---- Data for processing

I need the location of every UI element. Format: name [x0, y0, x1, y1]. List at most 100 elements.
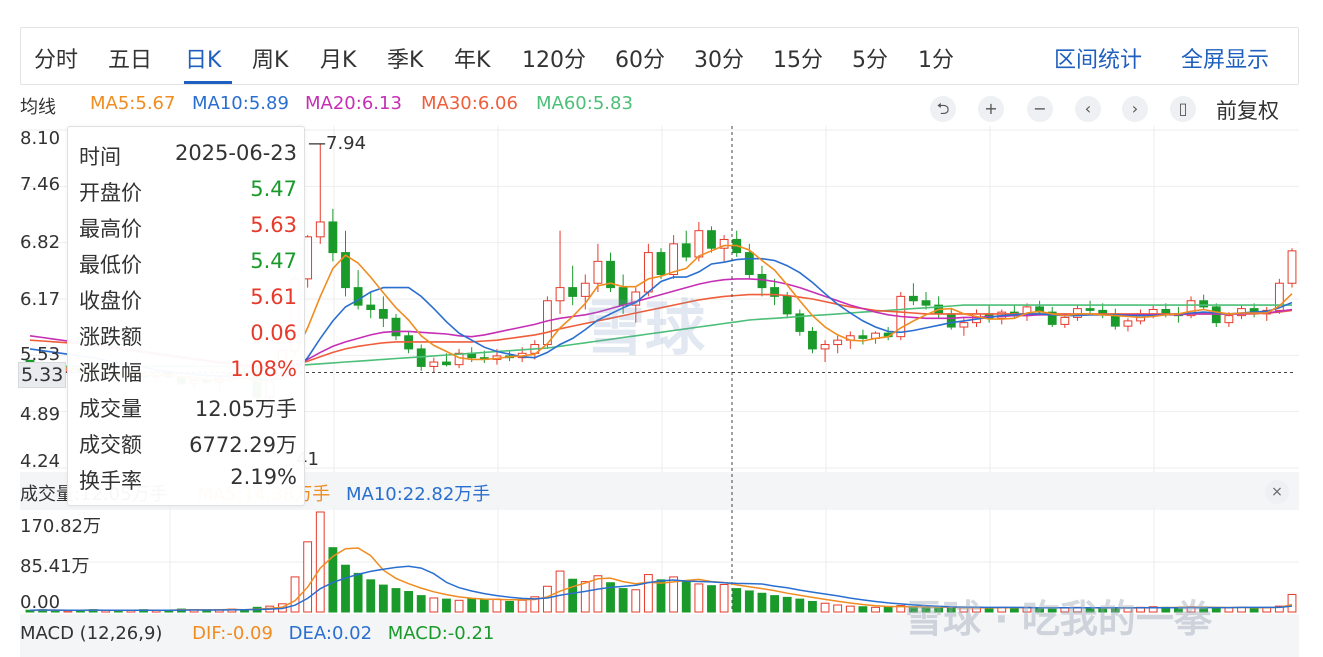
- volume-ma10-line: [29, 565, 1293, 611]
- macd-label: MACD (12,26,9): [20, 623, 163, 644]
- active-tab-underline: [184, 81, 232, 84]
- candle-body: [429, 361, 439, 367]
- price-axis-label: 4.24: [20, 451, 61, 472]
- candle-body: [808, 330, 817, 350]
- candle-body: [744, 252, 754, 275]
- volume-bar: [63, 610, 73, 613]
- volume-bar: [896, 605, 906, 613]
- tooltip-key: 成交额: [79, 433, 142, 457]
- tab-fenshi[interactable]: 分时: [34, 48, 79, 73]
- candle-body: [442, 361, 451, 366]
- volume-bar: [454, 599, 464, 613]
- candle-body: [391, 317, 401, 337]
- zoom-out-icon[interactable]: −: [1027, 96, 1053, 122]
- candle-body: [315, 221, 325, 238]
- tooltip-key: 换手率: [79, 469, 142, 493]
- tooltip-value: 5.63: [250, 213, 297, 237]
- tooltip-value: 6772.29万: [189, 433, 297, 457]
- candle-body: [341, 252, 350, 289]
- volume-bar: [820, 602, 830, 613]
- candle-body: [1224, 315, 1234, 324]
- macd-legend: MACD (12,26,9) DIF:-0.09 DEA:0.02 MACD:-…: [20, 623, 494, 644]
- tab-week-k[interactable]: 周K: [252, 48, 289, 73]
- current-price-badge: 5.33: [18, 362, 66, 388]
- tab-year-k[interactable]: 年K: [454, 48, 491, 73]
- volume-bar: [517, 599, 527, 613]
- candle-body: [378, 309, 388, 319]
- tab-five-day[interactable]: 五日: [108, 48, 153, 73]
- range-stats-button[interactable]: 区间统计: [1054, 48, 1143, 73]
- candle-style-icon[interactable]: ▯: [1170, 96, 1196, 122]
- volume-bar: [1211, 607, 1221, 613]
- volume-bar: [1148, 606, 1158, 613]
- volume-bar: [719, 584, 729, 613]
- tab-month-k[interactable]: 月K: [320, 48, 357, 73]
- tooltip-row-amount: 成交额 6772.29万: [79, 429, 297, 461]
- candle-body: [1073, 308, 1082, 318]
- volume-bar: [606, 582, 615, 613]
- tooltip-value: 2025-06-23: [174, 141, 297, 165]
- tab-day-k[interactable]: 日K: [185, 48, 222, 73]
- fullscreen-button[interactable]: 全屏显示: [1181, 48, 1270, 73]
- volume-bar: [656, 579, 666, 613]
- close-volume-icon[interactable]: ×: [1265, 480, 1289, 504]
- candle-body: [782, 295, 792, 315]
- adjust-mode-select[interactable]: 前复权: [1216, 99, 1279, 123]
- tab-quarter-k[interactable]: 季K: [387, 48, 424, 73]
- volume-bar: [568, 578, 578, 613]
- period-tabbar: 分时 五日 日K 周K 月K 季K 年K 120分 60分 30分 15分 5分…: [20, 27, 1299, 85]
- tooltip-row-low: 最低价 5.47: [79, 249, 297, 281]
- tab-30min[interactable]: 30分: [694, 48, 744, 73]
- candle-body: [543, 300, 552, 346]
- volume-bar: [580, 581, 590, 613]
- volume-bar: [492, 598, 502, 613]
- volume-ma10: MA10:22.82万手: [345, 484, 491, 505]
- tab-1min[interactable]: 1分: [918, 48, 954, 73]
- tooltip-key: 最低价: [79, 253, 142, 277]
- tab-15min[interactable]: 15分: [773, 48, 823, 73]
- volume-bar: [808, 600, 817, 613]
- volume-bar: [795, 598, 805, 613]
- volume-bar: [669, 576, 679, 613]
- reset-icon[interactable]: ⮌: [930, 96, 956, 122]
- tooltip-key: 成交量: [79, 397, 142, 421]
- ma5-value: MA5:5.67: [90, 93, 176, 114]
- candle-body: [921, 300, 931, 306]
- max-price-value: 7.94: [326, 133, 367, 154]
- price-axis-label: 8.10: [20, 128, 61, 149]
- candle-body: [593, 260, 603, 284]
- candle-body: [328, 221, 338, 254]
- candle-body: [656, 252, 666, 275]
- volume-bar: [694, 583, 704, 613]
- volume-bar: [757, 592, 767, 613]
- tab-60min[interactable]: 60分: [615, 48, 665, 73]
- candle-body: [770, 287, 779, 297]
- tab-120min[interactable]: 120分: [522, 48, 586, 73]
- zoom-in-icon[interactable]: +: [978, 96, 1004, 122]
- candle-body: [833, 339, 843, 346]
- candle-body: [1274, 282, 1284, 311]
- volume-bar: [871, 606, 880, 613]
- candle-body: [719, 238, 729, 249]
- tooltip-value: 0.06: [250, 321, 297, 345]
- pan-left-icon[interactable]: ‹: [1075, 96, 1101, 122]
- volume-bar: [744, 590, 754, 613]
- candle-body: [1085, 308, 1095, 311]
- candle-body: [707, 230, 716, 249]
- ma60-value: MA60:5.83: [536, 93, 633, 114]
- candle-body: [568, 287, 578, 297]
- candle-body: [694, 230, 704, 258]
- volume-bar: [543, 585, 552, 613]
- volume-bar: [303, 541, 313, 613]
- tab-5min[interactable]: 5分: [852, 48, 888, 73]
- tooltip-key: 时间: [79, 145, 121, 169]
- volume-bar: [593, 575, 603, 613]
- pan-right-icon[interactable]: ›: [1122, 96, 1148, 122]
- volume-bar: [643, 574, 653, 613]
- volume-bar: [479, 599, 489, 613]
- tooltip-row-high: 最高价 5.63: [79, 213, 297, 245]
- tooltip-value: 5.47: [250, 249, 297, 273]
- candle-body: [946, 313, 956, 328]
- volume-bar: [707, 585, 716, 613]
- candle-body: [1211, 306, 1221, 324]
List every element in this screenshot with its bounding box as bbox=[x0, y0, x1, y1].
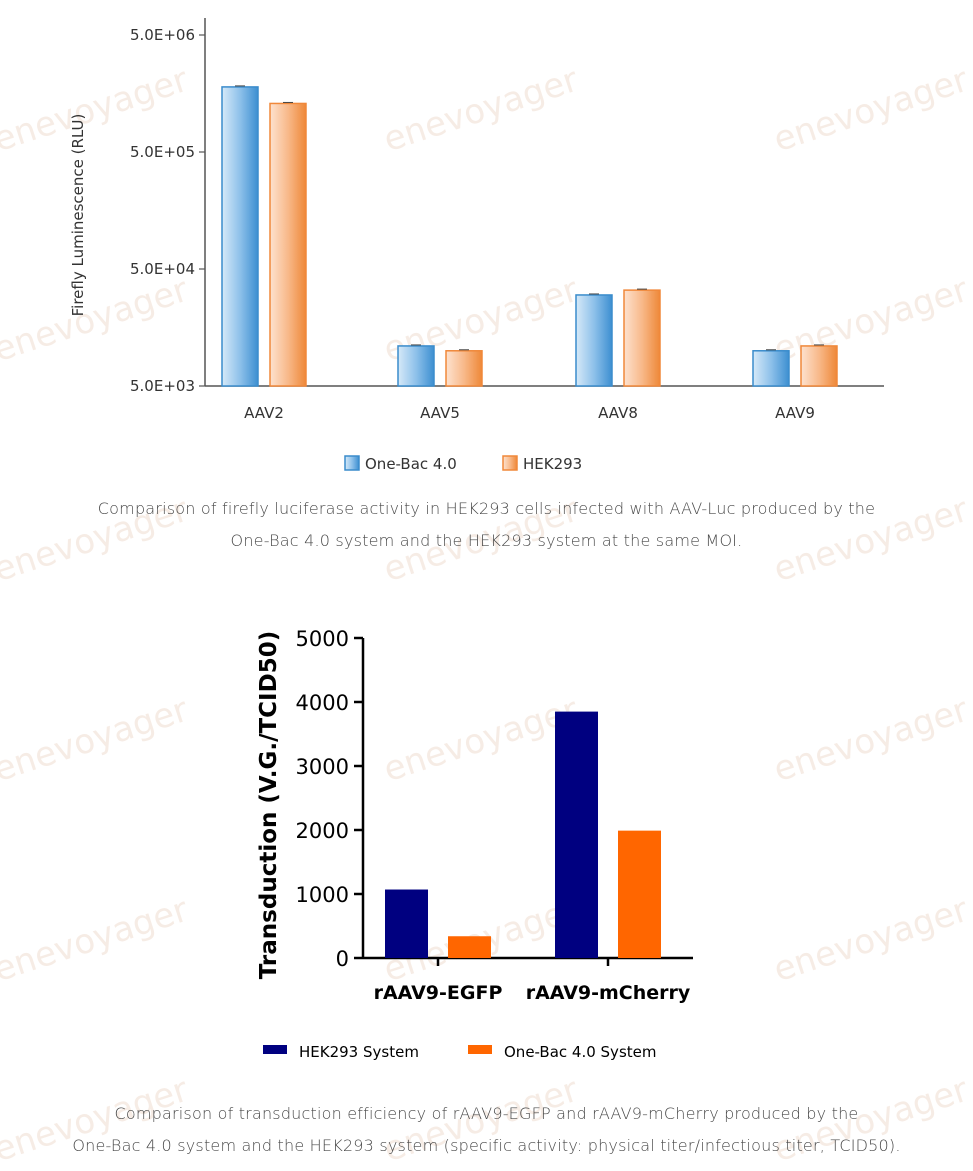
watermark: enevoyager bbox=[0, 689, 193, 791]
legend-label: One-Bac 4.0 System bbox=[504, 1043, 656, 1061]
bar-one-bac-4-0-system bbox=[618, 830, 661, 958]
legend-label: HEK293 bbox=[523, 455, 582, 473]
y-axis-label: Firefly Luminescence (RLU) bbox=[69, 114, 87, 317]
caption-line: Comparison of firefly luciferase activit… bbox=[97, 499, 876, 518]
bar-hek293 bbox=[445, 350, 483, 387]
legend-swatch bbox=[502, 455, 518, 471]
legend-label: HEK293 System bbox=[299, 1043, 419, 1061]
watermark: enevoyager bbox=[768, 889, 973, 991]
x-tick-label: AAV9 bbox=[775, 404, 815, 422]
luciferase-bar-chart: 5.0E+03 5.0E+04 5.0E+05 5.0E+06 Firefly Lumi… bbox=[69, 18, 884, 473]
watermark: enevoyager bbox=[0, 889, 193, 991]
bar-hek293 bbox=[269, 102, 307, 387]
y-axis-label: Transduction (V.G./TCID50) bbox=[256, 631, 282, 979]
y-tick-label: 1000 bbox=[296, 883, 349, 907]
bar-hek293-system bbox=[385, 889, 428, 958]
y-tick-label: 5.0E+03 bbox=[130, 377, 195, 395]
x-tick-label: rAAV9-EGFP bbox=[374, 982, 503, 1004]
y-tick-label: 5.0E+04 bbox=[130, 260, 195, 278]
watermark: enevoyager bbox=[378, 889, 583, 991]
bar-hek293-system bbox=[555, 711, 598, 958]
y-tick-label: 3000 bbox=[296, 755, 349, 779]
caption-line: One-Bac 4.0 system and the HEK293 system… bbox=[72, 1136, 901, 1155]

--------

*What you need to do*. Reproduce the material, swapping "candle-body" for "candlestick-body" everywhere and changing nothing else. Omit the pictures.

*Finished answer*.
I need the location of every UI element. Format: name [x0, y0, x1, y1]. List at most 100 elements.
- volume-ma10-line: [29, 565, 1293, 611]
- macd-label: MACD (12,26,9): [20, 623, 163, 644]
- active-tab-underline: [184, 81, 232, 84]
- candlestick-body: [429, 361, 439, 367]
- price-axis-label: 4.24: [20, 451, 61, 472]
- candlestick-body: [808, 330, 817, 350]
- candlestick-body: [744, 252, 754, 275]
- volume-bar: [63, 610, 73, 613]
- volume-bar: [896, 605, 906, 613]
- tooltip-key: 成交额: [79, 433, 142, 457]
- tab-fenshi[interactable]: 分时: [34, 48, 79, 73]
- candlestick-body: [442, 361, 451, 366]
- volume-bar: [454, 599, 464, 613]
- candlestick-body: [391, 317, 401, 337]
- zoom-out-icon[interactable]: −: [1027, 96, 1053, 122]
- candlestick-body: [315, 221, 325, 238]
- tooltip-key: 换手率: [79, 469, 142, 493]
- tooltip-value: 5.63: [250, 213, 297, 237]
- tooltip-value: 6772.29万: [189, 433, 297, 457]
- candlestick-body: [341, 252, 350, 289]
- volume-bar: [820, 602, 830, 613]
- candlestick-body: [1224, 315, 1234, 324]
- macd-legend: MACD (12,26,9) DIF:-0.09 DEA:0.02 MACD:-…: [20, 623, 494, 644]
- tab-week-k[interactable]: 周K: [252, 48, 289, 73]
- current-price-badge: 5.33: [18, 362, 66, 388]
- tab-year-k[interactable]: 年K: [454, 48, 491, 73]
- volume-bar: [517, 599, 527, 613]
- candlestick-body: [378, 309, 388, 319]
- tab-five-day[interactable]: 五日: [108, 48, 153, 73]
- range-stats-button[interactable]: 区间统计: [1054, 48, 1143, 73]
- candle-style-icon[interactable]: ▯: [1170, 96, 1196, 122]
- volume-bar: [1211, 607, 1221, 613]
- volume-bar: [1148, 606, 1158, 613]
- volume-bar: [719, 584, 729, 613]
- tab-month-k[interactable]: 月K: [320, 48, 357, 73]
- tooltip-row-amount: 成交额 6772.29万: [79, 429, 297, 461]
- candlestick-body: [1073, 308, 1082, 318]
- volume-bar: [606, 582, 615, 613]
- tooltip-value: 2025-06-23: [174, 141, 297, 165]
- tab-day-k[interactable]: 日K: [185, 48, 222, 73]
- fullscreen-button[interactable]: 全屏显示: [1181, 48, 1270, 73]
- volume-bar: [656, 579, 666, 613]
- close-volume-icon[interactable]: ×: [1265, 480, 1289, 504]
- candlestick-body: [782, 295, 792, 315]
- adjust-mode-select[interactable]: 前复权: [1216, 99, 1279, 123]
- tab-quarter-k[interactable]: 季K: [387, 48, 424, 73]
- volume-bar: [568, 578, 578, 613]
- period-tabbar: 分时 五日 日K 周K 月K 季K 年K 120分 60分 30分 15分 5分…: [20, 27, 1299, 85]
- tooltip-row-low: 最低价 5.47: [79, 249, 297, 281]
- tab-30min[interactable]: 30分: [694, 48, 744, 73]
- candlestick-body: [543, 300, 552, 346]
- volume-bar: [580, 581, 590, 613]
- volume-bar: [492, 598, 502, 613]
- volume-ma10: MA10:22.82万手: [345, 484, 491, 505]
- tab-1min[interactable]: 1分: [918, 48, 954, 73]
- tooltip-key: 最低价: [79, 253, 142, 277]
- tab-15min[interactable]: 15分: [773, 48, 823, 73]
- volume-bar: [808, 600, 817, 613]
- volume-bar: [795, 598, 805, 613]
- volume-bar: [669, 576, 679, 613]
- reset-icon[interactable]: ⮌: [930, 96, 956, 122]
- tooltip-key: 成交量: [79, 397, 142, 421]
- ma5-value: MA5:5.67: [90, 93, 176, 114]
- candlestick-body: [921, 300, 931, 306]
- max-price-value: 7.94: [326, 133, 367, 154]
- price-axis-label: 8.10: [20, 128, 61, 149]
- candlestick-body: [593, 260, 603, 284]
- candlestick-body: [328, 221, 338, 254]
- candlestick-body: [656, 252, 666, 275]
- volume-bar: [694, 583, 704, 613]
- volume-bar: [757, 592, 767, 613]
- tab-60min[interactable]: 60分: [615, 48, 665, 73]
- candlestick-body: [770, 287, 779, 297]
- tab-120min[interactable]: 120分: [522, 48, 586, 73]
- zoom-in-icon[interactable]: +: [978, 96, 1004, 122]
- candlestick-body: [833, 339, 843, 346]
- candlestick-body: [1274, 282, 1284, 311]
- volume-bar: [871, 606, 880, 613]
- candlestick-body: [719, 238, 729, 249]
- tooltip-value: 0.06: [250, 321, 297, 345]
- pan-left-icon[interactable]: ‹: [1075, 96, 1101, 122]
- volume-bar: [744, 590, 754, 613]
- candlestick-body: [1085, 308, 1095, 311]
- candlestick-body: [707, 230, 716, 249]
- ma60-value: MA60:5.83: [536, 93, 633, 114]
- candlestick-body: [568, 287, 578, 297]
- candlestick-body: [694, 230, 704, 258]
- volume-bar: [543, 585, 552, 613]
- volume-bar: [303, 541, 313, 613]
- tab-5min[interactable]: 5分: [852, 48, 888, 73]
- tooltip-key: 时间: [79, 145, 121, 169]
- volume-bar: [593, 575, 603, 613]
- pan-right-icon[interactable]: ›: [1122, 96, 1148, 122]
- volume-bar: [643, 574, 653, 613]
- volume-bar: [479, 599, 489, 613]
- tooltip-row-high: 最高价 5.63: [79, 213, 297, 245]
- tooltip-value: 5.47: [250, 249, 297, 273]
- candlestick-body: [946, 313, 956, 328]
- volume-bar: [707, 585, 716, 613]
- candlestick-body: [1211, 306, 1221, 324]
List every element in this screenshot with its bounding box as bbox=[x0, y0, x1, y1].
watermark: enevoyager bbox=[0, 689, 193, 791]
legend-label: One-Bac 4.0 System bbox=[504, 1043, 656, 1061]
bar-one-bac-4-0-system bbox=[618, 830, 661, 958]
legend-label: HEK293 bbox=[523, 455, 582, 473]
y-axis-label: Firefly Luminescence (RLU) bbox=[69, 114, 87, 317]
caption-line: Comparison of firefly luciferase activit… bbox=[97, 499, 876, 518]
bar-hek293 bbox=[445, 350, 483, 387]
legend-swatch bbox=[502, 455, 518, 471]
legend-label: HEK293 System bbox=[299, 1043, 419, 1061]
watermark: enevoyager bbox=[768, 889, 973, 991]
x-tick-label: AAV9 bbox=[775, 404, 815, 422]
luciferase-bar-chart: 5.0E+03 5.0E+04 5.0E+05 5.0E+06 Firefly Lumi… bbox=[69, 18, 884, 473]
watermark: enevoyager bbox=[0, 889, 193, 991]
bar-hek293 bbox=[269, 102, 307, 387]
y-axis-label: Transduction (V.G./TCID50) bbox=[256, 631, 282, 979]
y-tick-label: 1000 bbox=[296, 883, 349, 907]
bar-hek293-system bbox=[385, 889, 428, 958]
y-tick-label: 5.0E+03 bbox=[130, 377, 195, 395]
x-tick-label: rAAV9-EGFP bbox=[374, 982, 503, 1004]
y-tick-label: 5.0E+04 bbox=[130, 260, 195, 278]
watermark: enevoyager bbox=[378, 889, 583, 991]
bar-hek293-system bbox=[555, 711, 598, 958]
y-tick-label: 3000 bbox=[296, 755, 349, 779]
caption-line: One-Bac 4.0 system and the HEK293 system… bbox=[72, 1136, 901, 1155]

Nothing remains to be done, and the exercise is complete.